##### Supplied information #####

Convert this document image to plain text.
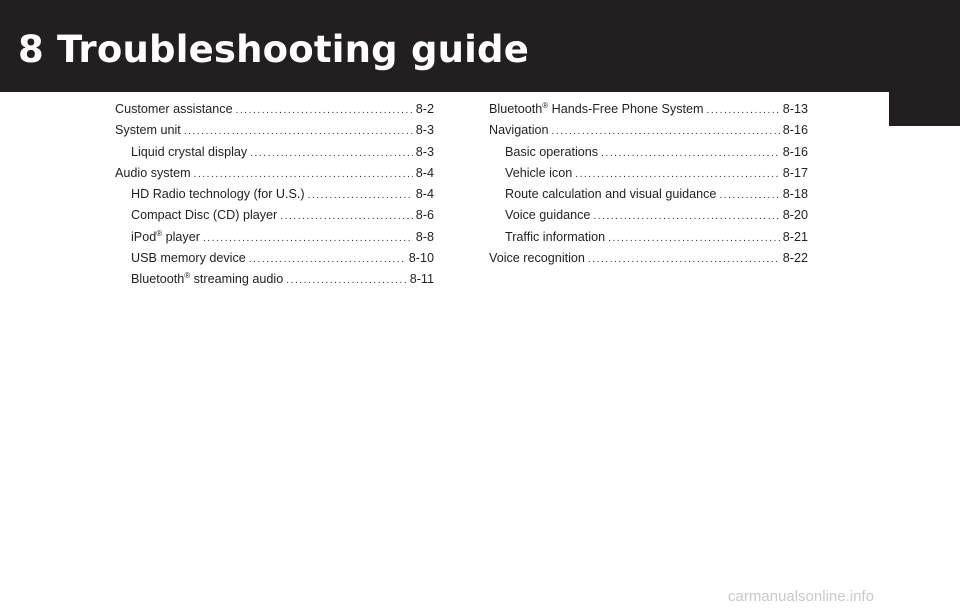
8 Troubleshooting guide
Customer assistance . . .	8-2
System unit . . .	8-3
Liquid crystal display . . .	8-3
Audio system . . .	8-4
HD Radio technology (for U.S.) . . .	8-4
Compact Disc (CD) player . . .	8-6
iPod® player . . .	8-8
USB memory device . . .	8-10
Bluetooth® streaming audio . . .	8-11
Bluetooth® Hands-Free Phone System . . .	8-13
Navigation . . .	8-16
Basic operations . . .	8-16
Vehicle icon . . .	8-17
Route calculation and visual guidance . . .	8-18
Voice guidance . . .	8-20
Traffic information . . .	8-21
Voice recognition . . .	8-22
carmanualsonline.info
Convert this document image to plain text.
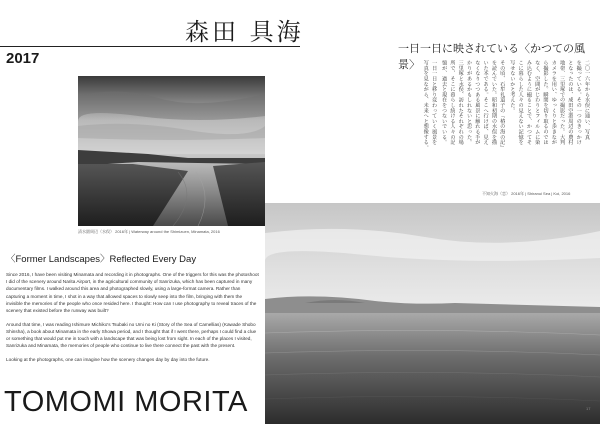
森田 具海
2017
一日一日に映されている〈かつての風景〉
清水園周辺（水俣） 2016年 | Waterway around the Shimizuen, Minamata, 2016
不知火海（恋） 2016年 | Shiranui Sea | Koi, 2016
〈Former Landscapes〉Reflected Every Day

Since 2016, I have been visiting Minamata and recording it in photographs. One of the triggers for this was the photoshoot I did of the scenery around Narita Airport, in the agricultural community of Sanrizuka, which has been captured in many documentary films. I walked around this area and photographed slowly, using a large-format camera. Rather than capturing a moment in time, I shot in a way that allowed spaces to slowly seep into the film, bringing with them the invisible the memories of the people who once resided here. I thought: How can I use photography to reveal traces of the scenery that existed before the runway was built?

Around that time, I was reading Ishimure Michiko's Tsubaki no Umi no Ki (Story of the Sea of Camellias) (Kawade Shobo Shinsha), a book about Minamata in the early Showa period, and I thought that if I went there, perhaps I could find a clue or something that would put me in touch with a landscape that was being lost from sight. In each of the places I visited, Sanrizuka and Minamata, the memories of people who continue to live there connect the past with the present.

Looking at the photographs, one can imagine how the scenery changes day by day into the future.

TOMOMI MORITA
二〇一六年から水俣に通い、写真
を撮っている。その一つのきっかけ
となったのは、成田空港周辺の農村
地帯、三里塚での撮影だった。大判
カメラを用い、ゆっくりと歩きなが
ら撮影した。瞬間を切り取るのでは
なく、空間がじわりとフィルムに染
み込むように撮ることで、かつてそ
こに暮らした人々の見えない記憶を
写せないかと考えた。
その頃、石牟礼道子の『椿の海の記』
を読んでいた。昭和初期の水俣を描
いた本である。そこへ行けば、見え
なくなりつつある風景に触れる手が
かりがあるかもしれないと思った。
三里塚と水俣、訪れたそれぞれの場
所で、そこに暮らし続ける人々の記
憶が、過去と現在をつないでいる。
一日一日と移り変わっていく風景を
写真を見ながら、未来へと想像する。
17
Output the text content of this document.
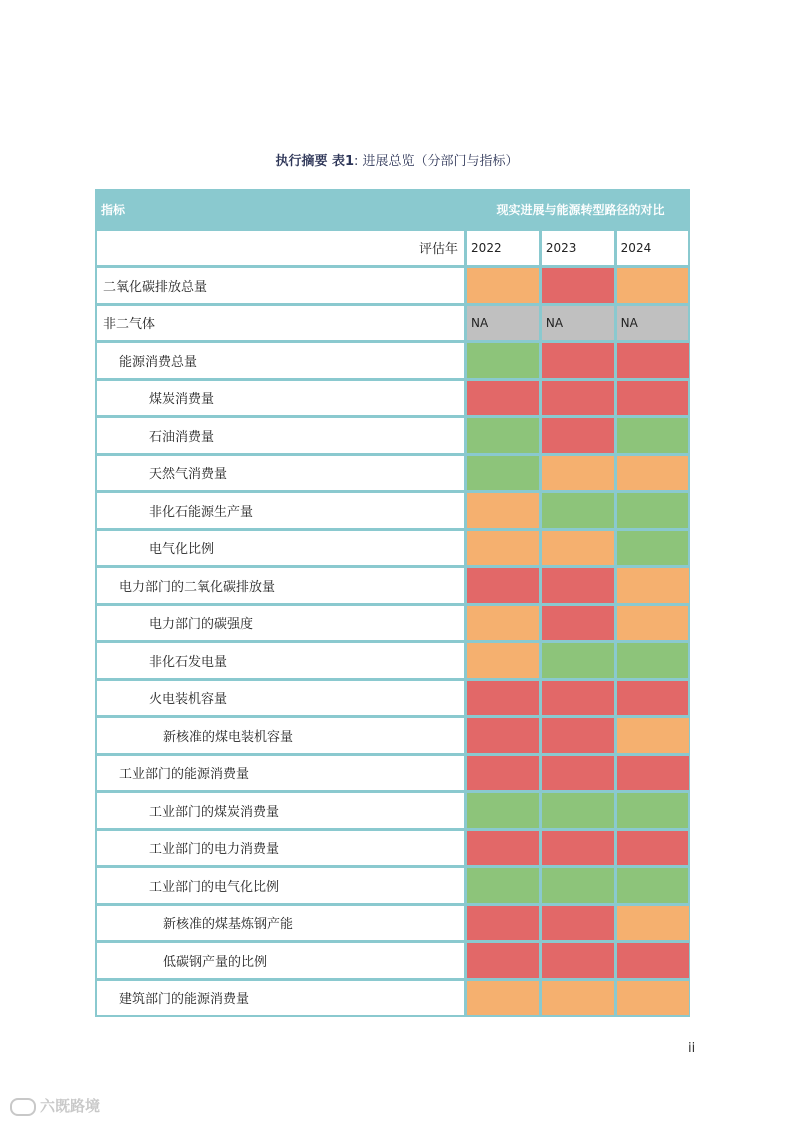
执行摘要 表1: 进展总览（分部门与指标）
指标	现实进展与能源转型路径的对比
评估年	2022	2023	2024
二氧化碳排放总量
非二气体	NA	NA	NA
能源消费总量
煤炭消费量
石油消费量
天然气消费量
非化石能源生产量
电气化比例
电力部门的二氧化碳排放量
电力部门的碳强度
非化石发电量
火电装机容量
新核准的煤电装机容量
工业部门的能源消费量
工业部门的煤炭消费量
工业部门的电力消费量
工业部门的电气化比例
新核准的煤基炼钢产能
低碳钢产量的比例
建筑部门的能源消费量
ii
六既路境
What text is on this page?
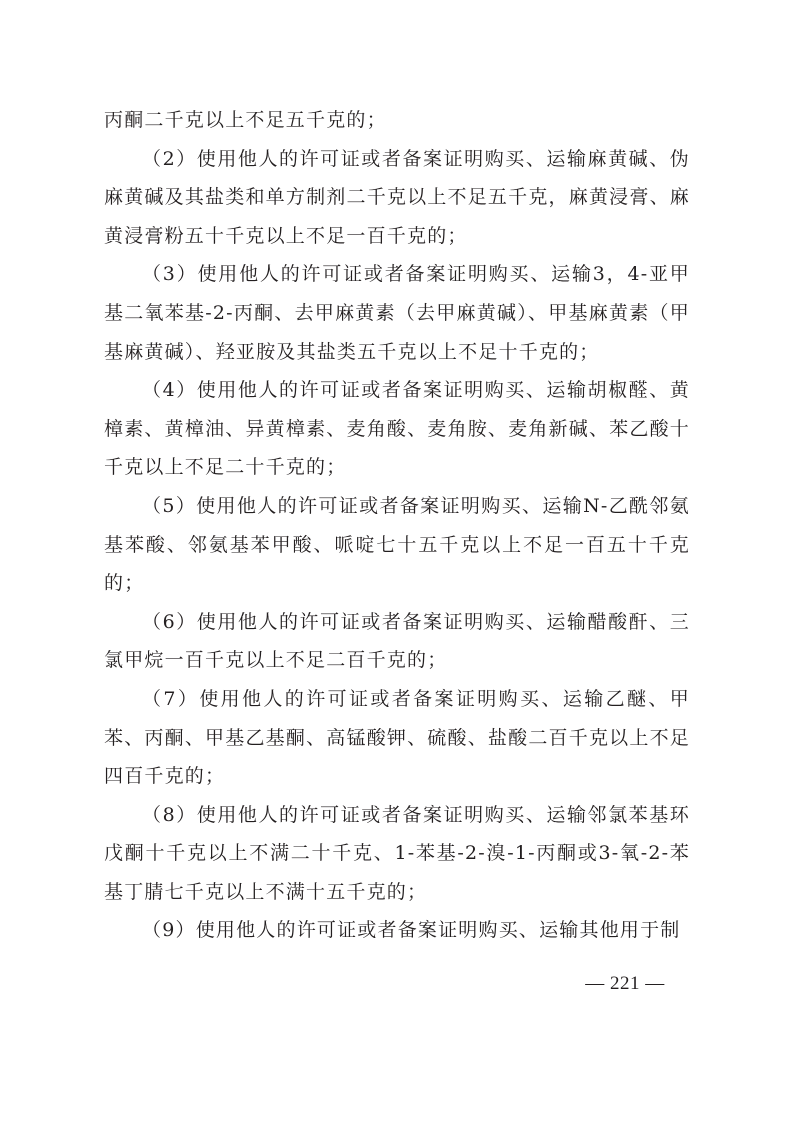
丙酮二千克以上不足五千克的；

（2）使用他人的许可证或者备案证明购买、运输麻黄碱、伪麻黄碱及其盐类和单方制剂二千克以上不足五千克，麻黄浸膏、麻黄浸膏粉五十千克以上不足一百千克的；

（3）使用他人的许可证或者备案证明购买、运输3，4-亚甲基二氧苯基-2-丙酮、去甲麻黄素（去甲麻黄碱）、甲基麻黄素（甲基麻黄碱）、羟亚胺及其盐类五千克以上不足十千克的；

（4）使用他人的许可证或者备案证明购买、运输胡椒醛、黄樟素、黄樟油、异黄樟素、麦角酸、麦角胺、麦角新碱、苯乙酸十千克以上不足二十千克的；

（5）使用他人的许可证或者备案证明购买、运输N-乙酰邻氨基苯酸、邻氨基苯甲酸、哌啶七十五千克以上不足一百五十千克的；

（6）使用他人的许可证或者备案证明购买、运输醋酸酐、三氯甲烷一百千克以上不足二百千克的；

（7）使用他人的许可证或者备案证明购买、运输乙醚、甲苯、丙酮、甲基乙基酮、高锰酸钾、硫酸、盐酸二百千克以上不足四百千克的；

（8）使用他人的许可证或者备案证明购买、运输邻氯苯基环戊酮十千克以上不满二十千克、1-苯基-2-溴-1-丙酮或3-氧-2-苯基丁腈七千克以上不满十五千克的；

（9）使用他人的许可证或者备案证明购买、运输其他用于制

— 221 —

#####

Exclude the pictures, and transcribe all of the material exactly.

Worked solution →
Convert this document image to plain text.
8 Troubleshooting guide
Customer assistance . . .	8-2
System unit . . .	8-3
Liquid crystal display . . .	8-3
Audio system . . .	8-4
HD Radio technology (for U.S.) . . .	8-4
Compact Disc (CD) player . . .	8-6
iPod® player . . .	8-8
USB memory device . . .	8-10
Bluetooth® streaming audio . . .	8-11
Bluetooth® Hands-Free Phone System . . .	8-13
Navigation . . .	8-16
Basic operations . . .	8-16
Vehicle icon . . .	8-17
Route calculation and visual guidance . . .	8-18
Voice guidance . . .	8-20
Traffic information . . .	8-21
Voice recognition . . .	8-22
carmanualsonline.info
Convert this document image to plain text.
森田 具海
2017
一日一日に映されている〈かつての風景〉
清水園周辺（水俣） 2016年 | Waterway around the Shimizuen, Minamata, 2016
不知火海（恋） 2016年 | Shiranui Sea | Koi, 2016
〈Former Landscapes〉Reflected Every Day

Since 2016, I have been visiting Minamata and recording it in photographs. One of the triggers for this was the photoshoot I did of the scenery around Narita Airport, in the agricultural community of Sanrizuka, which has been captured in many documentary films. I walked around this area and photographed slowly, using a large-format camera. Rather than capturing a moment in time, I shot in a way that allowed spaces to slowly seep into the film, bringing with them the invisible the memories of the people who once resided here. I thought: How can I use photography to reveal traces of the scenery that existed before the runway was built?

Around that time, I was reading Ishimure Michiko's Tsubaki no Umi no Ki (Story of the Sea of Camellias) (Kawade Shobo Shinsha), a book about Minamata in the early Showa period, and I thought that if I went there, perhaps I could find a clue or something that would put me in touch with a landscape that was being lost from sight. In each of the places I visited, Sanrizuka and Minamata, the memories of people who continue to live there connect the past with the present.

Looking at the photographs, one can imagine how the scenery changes day by day into the future.

TOMOMI MORITA
二〇一六年から水俣に通い、写真
を撮っている。その一つのきっかけ
となったのは、成田空港周辺の農村
地帯、三里塚での撮影だった。大判
カメラを用い、ゆっくりと歩きなが
ら撮影した。瞬間を切り取るのでは
なく、空間がじわりとフィルムに染
み込むように撮ることで、かつてそ
こに暮らした人々の見えない記憶を
写せないかと考えた。
その頃、石牟礼道子の『椿の海の記』
を読んでいた。昭和初期の水俣を描
いた本である。そこへ行けば、見え
なくなりつつある風景に触れる手が
かりがあるかもしれないと思った。
三里塚と水俣、訪れたそれぞれの場
所で、そこに暮らし続ける人々の記
憶が、過去と現在をつないでいる。
一日一日と移り変わっていく風景を
写真を見ながら、未来へと想像する。
17
Output the text content of this document.
执行摘要 表1: 进展总览（分部门与指标）
指标	现实进展与能源转型路径的对比
评估年	2022	2023	2024
二氧化碳排放总量
非二气体	NA	NA	NA
能源消费总量
煤炭消费量
石油消费量
天然气消费量
非化石能源生产量
电气化比例
电力部门的二氧化碳排放量
电力部门的碳强度
非化石发电量
火电装机容量
新核准的煤电装机容量
工业部门的能源消费量
工业部门的煤炭消费量
工业部门的电力消费量
工业部门的电气化比例
新核准的煤基炼钢产能
低碳钢产量的比例
建筑部门的能源消费量
ii
六既路境
What text is on this page?
丙酮二千克以上不足五千克的；

（2）使用他人的许可证或者备案证明购买、运输麻黄碱、伪麻黄碱及其盐类和单方制剂二千克以上不足五千克，麻黄浸膏、麻黄浸膏粉五十千克以上不足一百千克的；

（3）使用他人的许可证或者备案证明购买、运输3，4-亚甲基二氧苯基-2-丙酮、去甲麻黄素（去甲麻黄碱）、甲基麻黄素（甲基麻黄碱）、羟亚胺及其盐类五千克以上不足十千克的；

（4）使用他人的许可证或者备案证明购买、运输胡椒醛、黄樟素、黄樟油、异黄樟素、麦角酸、麦角胺、麦角新碱、苯乙酸十千克以上不足二十千克的；

（5）使用他人的许可证或者备案证明购买、运输N-乙酰邻氨基苯酸、邻氨基苯甲酸、哌啶七十五千克以上不足一百五十千克的；

（6）使用他人的许可证或者备案证明购买、运输醋酸酐、三氯甲烷一百千克以上不足二百千克的；

（7）使用他人的许可证或者备案证明购买、运输乙醚、甲苯、丙酮、甲基乙基酮、高锰酸钾、硫酸、盐酸二百千克以上不足四百千克的；

（8）使用他人的许可证或者备案证明购买、运输邻氯苯基环戊酮十千克以上不满二十千克、1-苯基-2-溴-1-丙酮或3-氧-2-苯基丁腈七千克以上不满十五千克的；

（9）使用他人的许可证或者备案证明购买、运输其他用于制

— 221 —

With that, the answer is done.